● WHAT IS ASKED: Output every line of the following material verbatim, omitting the pictures.

:::

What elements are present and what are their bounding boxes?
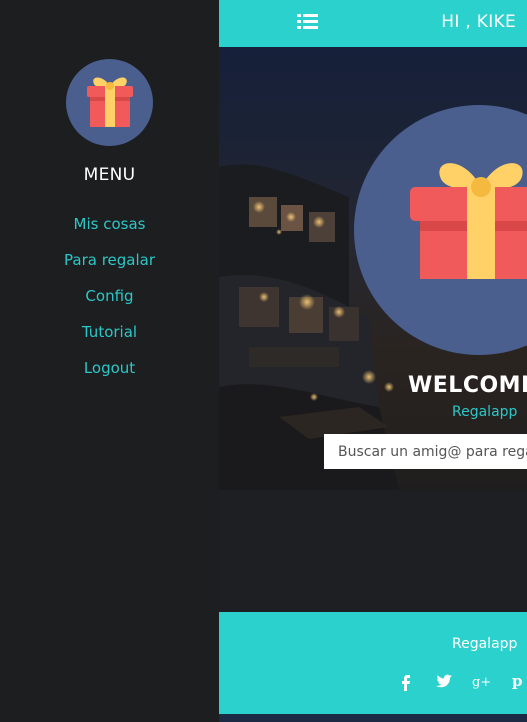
list-icon[interactable] xyxy=(297,13,319,31)
hero-banner: WELCOME Regalapp xyxy=(219,47,527,490)
top-bar: HI , KIKE xyxy=(219,0,527,47)
facebook-icon[interactable] xyxy=(395,670,417,692)
sidebar-item-config[interactable]: Config xyxy=(0,287,219,305)
gift-icon xyxy=(87,77,133,127)
sidebar-item-logout[interactable]: Logout xyxy=(0,359,219,377)
menu-title: MENU xyxy=(83,165,136,185)
twitter-icon[interactable] xyxy=(433,670,455,692)
sidebar-item-para-regalar[interactable]: Para regalar xyxy=(0,251,219,269)
sidebar-logo xyxy=(66,59,153,146)
search-friend-input[interactable] xyxy=(324,434,527,469)
main-content: HI , KIKE WELCOME Regalapp Buscar un ami… xyxy=(219,0,527,722)
hero-subtitle: Regalapp xyxy=(452,404,518,420)
svg-text:g+: g+ xyxy=(472,675,491,690)
app: MENU Mis cosas Para regalar Config Tutor… xyxy=(0,0,527,722)
google-plus-icon[interactable]: g+ xyxy=(471,670,493,692)
pinterest-icon[interactable]: p xyxy=(509,670,527,692)
greeting: HI , KIKE xyxy=(441,12,516,32)
sidebar-item-mis-cosas[interactable]: Mis cosas xyxy=(0,215,219,233)
footer: Regalapp g+ p xyxy=(219,612,527,714)
welcome-title: WELCOME xyxy=(408,373,527,398)
sidebar: MENU Mis cosas Para regalar Config Tutor… xyxy=(0,0,219,722)
gift-icon xyxy=(410,163,527,279)
sidebar-item-tutorial[interactable]: Tutorial xyxy=(0,323,219,341)
bottom-strip xyxy=(219,714,527,722)
footer-title: Regalapp xyxy=(452,636,518,652)
svg-text:p: p xyxy=(512,672,523,690)
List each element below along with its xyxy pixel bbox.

:::

● TASK RESPONSE:
What elements are present and what are their bounding boxes?
list-icon[interactable] xyxy=(297,13,319,31)
hero-banner: WELCOME Regalapp xyxy=(219,47,527,490)
top-bar: HI , KIKE xyxy=(219,0,527,47)
facebook-icon[interactable] xyxy=(395,670,417,692)
sidebar-item-config[interactable]: Config xyxy=(0,287,219,305)
gift-icon xyxy=(87,77,133,127)
sidebar-item-logout[interactable]: Logout xyxy=(0,359,219,377)
menu-title: MENU xyxy=(83,165,136,185)
twitter-icon[interactable] xyxy=(433,670,455,692)
sidebar-item-para-regalar[interactable]: Para regalar xyxy=(0,251,219,269)
sidebar-logo xyxy=(66,59,153,146)
search-friend-input[interactable] xyxy=(324,434,527,469)
main-content: HI , KIKE WELCOME Regalapp Buscar un ami… xyxy=(219,0,527,722)
hero-subtitle: Regalapp xyxy=(452,404,518,420)
svg-text:g+: g+ xyxy=(472,675,491,690)
app: MENU Mis cosas Para regalar Config Tutor… xyxy=(0,0,527,722)
google-plus-icon[interactable]: g+ xyxy=(471,670,493,692)
pinterest-icon[interactable]: p xyxy=(509,670,527,692)
greeting: HI , KIKE xyxy=(441,12,516,32)
sidebar-item-mis-cosas[interactable]: Mis cosas xyxy=(0,215,219,233)
footer: Regalapp g+ p xyxy=(219,612,527,714)
welcome-title: WELCOME xyxy=(408,373,527,398)
sidebar: MENU Mis cosas Para regalar Config Tutor… xyxy=(0,0,219,722)
gift-icon xyxy=(410,163,527,279)
sidebar-item-tutorial[interactable]: Tutorial xyxy=(0,323,219,341)
bottom-strip xyxy=(219,714,527,722)
footer-title: Regalapp xyxy=(452,636,518,652)
svg-text:p: p xyxy=(512,672,523,690)
List each element below along with its xyxy pixel bbox.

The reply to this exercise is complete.